◆ OBJECTIVE ◆
Read the lines below. Copy out any that hold the string "their".

◆ DATA SUPPLIED ◆
########
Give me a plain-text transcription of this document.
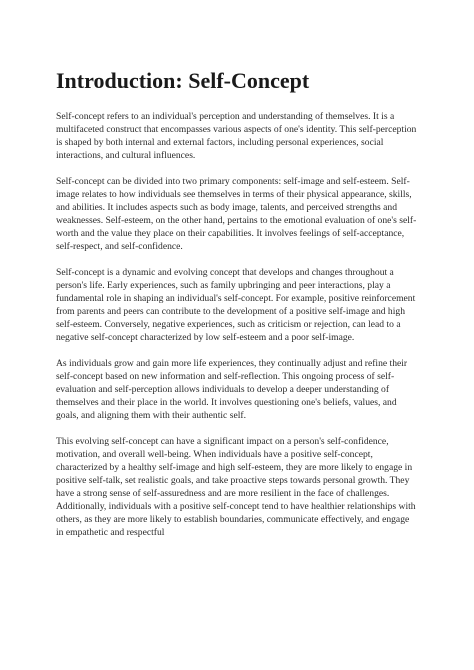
Introduction: Self-Concept

Self-concept refers to an individual's perception and understanding of themselves. It is a multifaceted construct that encompasses various aspects of one's identity. This self-perception is shaped by both internal and external factors, including personal experiences, social interactions, and cultural influences.

Self-concept can be divided into two primary components: self-image and self-esteem. Self-image relates to how individuals see themselves in terms of their physical appearance, skills, and abilities. It includes aspects such as body image, talents, and perceived strengths and weaknesses. Self-esteem, on the other hand, pertains to the emotional evaluation of one's self-worth and the value they place on their capabilities. It involves feelings of self-acceptance, self-respect, and self-confidence.

Self-concept is a dynamic and evolving concept that develops and changes throughout a person's life. Early experiences, such as family upbringing and peer interactions, play a fundamental role in shaping an individual's self-concept. For example, positive reinforcement from parents and peers can contribute to the development of a positive self-image and high self-esteem. Conversely, negative experiences, such as criticism or rejection, can lead to a negative self-concept characterized by low self-esteem and a poor self-image.

As individuals grow and gain more life experiences, they continually adjust and refine their self-concept based on new information and self-reflection. This ongoing process of self-evaluation and self-perception allows individuals to develop a deeper understanding of themselves and their place in the world. It involves questioning one's beliefs, values, and goals, and aligning them with their authentic self.

This evolving self-concept can have a significant impact on a person's self-confidence, motivation, and overall well-being. When individuals have a positive self-concept, characterized by a healthy self-image and high self-esteem, they are more likely to engage in positive self-talk, set realistic goals, and take proactive steps towards personal growth. They have a strong sense of self-assuredness and are more resilient in the face of challenges. Additionally, individuals with a positive self-concept tend to have healthier relationships with others, as they are more likely to establish boundaries, communicate effectively, and engage in empathetic and respectful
########
◆ EXERCISE RESPONSE ◆
Self-concept can be divided into two primary components: self-image and self-esteem. Self-image relates to how individuals see themselves in terms of their physical appearance, skills, and abilities. It includes aspects such as body image, talents, and perceived strengths and weaknesses. Self-esteem, on the other hand, pertains to the emotional evaluation of one's self-worth and the value they place on their capabilities. It involves feelings of self-acceptance, self-respect, and self-confidence.
As individuals grow and gain more life experiences, they continually adjust and refine their self-concept based on new information and self-reflection. This ongoing process of self-evaluation and self-perception allows individuals to develop a deeper understanding of themselves and their place in the world. It involves questioning one's beliefs, values, and goals, and aligning them with their authentic self.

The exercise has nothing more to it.